Short task –
Pick out each line in these entries that contains the string "由它去吧".

Records for the task –
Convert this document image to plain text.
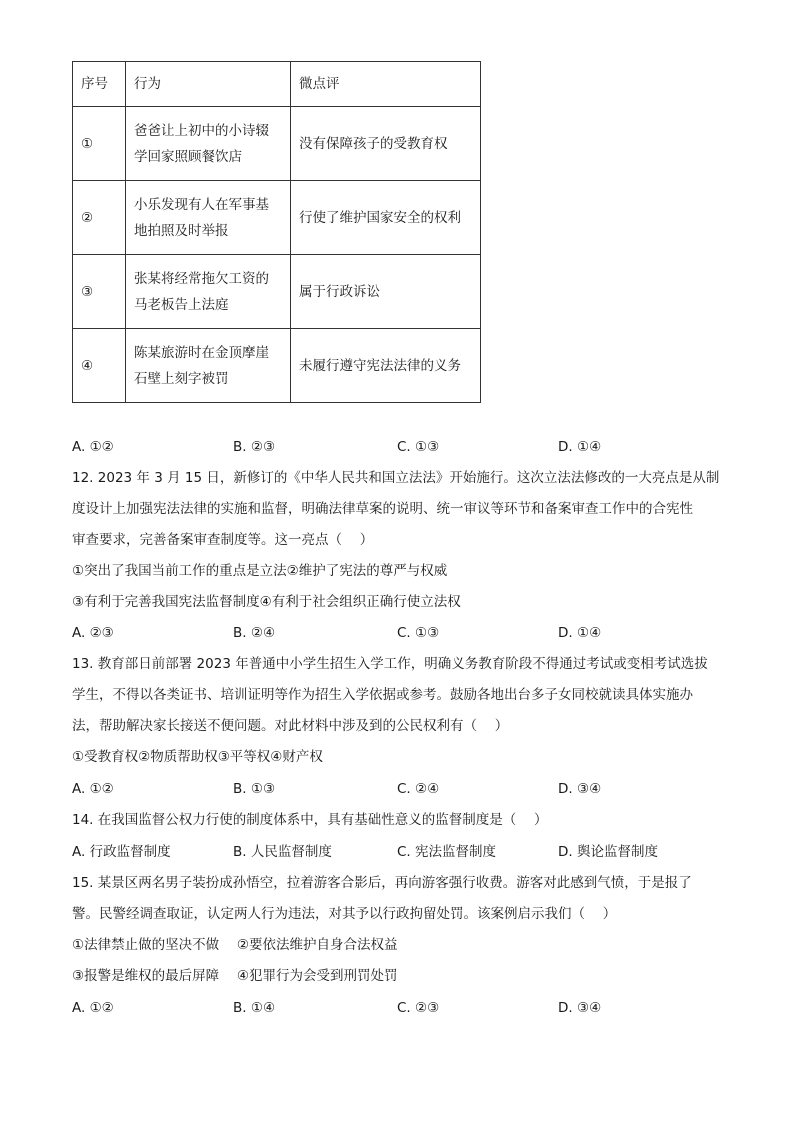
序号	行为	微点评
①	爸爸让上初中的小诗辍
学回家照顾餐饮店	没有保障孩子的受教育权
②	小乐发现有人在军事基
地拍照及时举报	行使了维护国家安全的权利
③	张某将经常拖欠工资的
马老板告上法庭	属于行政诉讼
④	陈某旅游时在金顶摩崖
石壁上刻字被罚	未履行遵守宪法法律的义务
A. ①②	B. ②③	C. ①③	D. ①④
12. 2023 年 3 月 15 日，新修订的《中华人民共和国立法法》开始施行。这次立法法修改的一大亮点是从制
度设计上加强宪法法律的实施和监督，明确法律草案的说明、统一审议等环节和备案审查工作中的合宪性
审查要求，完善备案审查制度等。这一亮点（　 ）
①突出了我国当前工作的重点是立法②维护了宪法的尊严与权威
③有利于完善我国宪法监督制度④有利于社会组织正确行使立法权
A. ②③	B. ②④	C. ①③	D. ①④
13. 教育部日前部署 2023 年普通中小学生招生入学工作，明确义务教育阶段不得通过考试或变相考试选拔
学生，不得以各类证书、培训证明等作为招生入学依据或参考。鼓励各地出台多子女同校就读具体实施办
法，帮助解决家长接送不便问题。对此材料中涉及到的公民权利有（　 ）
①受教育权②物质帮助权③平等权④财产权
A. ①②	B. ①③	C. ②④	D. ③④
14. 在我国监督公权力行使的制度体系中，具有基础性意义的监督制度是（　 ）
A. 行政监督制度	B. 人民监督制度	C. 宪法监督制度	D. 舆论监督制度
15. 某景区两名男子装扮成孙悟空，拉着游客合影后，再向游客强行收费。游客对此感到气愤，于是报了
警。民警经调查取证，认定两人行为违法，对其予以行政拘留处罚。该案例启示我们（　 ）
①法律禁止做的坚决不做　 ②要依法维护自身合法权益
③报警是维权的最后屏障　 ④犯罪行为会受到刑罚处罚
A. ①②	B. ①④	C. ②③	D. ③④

--

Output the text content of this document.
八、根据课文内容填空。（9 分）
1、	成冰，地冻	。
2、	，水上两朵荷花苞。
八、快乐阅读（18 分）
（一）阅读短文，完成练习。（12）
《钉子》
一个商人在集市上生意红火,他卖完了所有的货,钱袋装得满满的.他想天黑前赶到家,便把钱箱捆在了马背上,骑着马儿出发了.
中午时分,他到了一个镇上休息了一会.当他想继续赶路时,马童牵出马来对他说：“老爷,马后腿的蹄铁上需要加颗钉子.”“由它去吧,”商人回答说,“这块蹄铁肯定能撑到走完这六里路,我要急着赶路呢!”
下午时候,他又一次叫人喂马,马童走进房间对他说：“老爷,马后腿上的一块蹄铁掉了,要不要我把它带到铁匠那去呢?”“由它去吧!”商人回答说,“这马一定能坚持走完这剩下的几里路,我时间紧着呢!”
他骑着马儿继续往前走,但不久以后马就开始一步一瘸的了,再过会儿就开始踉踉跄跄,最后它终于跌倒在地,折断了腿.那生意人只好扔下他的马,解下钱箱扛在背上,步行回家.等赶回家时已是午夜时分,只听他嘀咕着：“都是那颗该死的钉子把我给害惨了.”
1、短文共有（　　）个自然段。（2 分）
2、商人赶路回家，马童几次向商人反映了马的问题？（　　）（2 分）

Exercise result –
中午时分,他到了一个镇上休息了一会.当他想继续赶路时,马童牵出马来对他说：“老爷,马后腿的蹄铁上需要加颗钉子.”“由它去吧,”商人回答说,“这块蹄铁肯定能撑到走完这六里路,我要急着赶路呢!”
下午时候,他又一次叫人喂马,马童走进房间对他说：“老爷,马后腿上的一块蹄铁掉了,要不要我把它带到铁匠那去呢?”“由它去吧!”商人回答说,“这马一定能坚持走完这剩下的几里路,我时间紧着呢!”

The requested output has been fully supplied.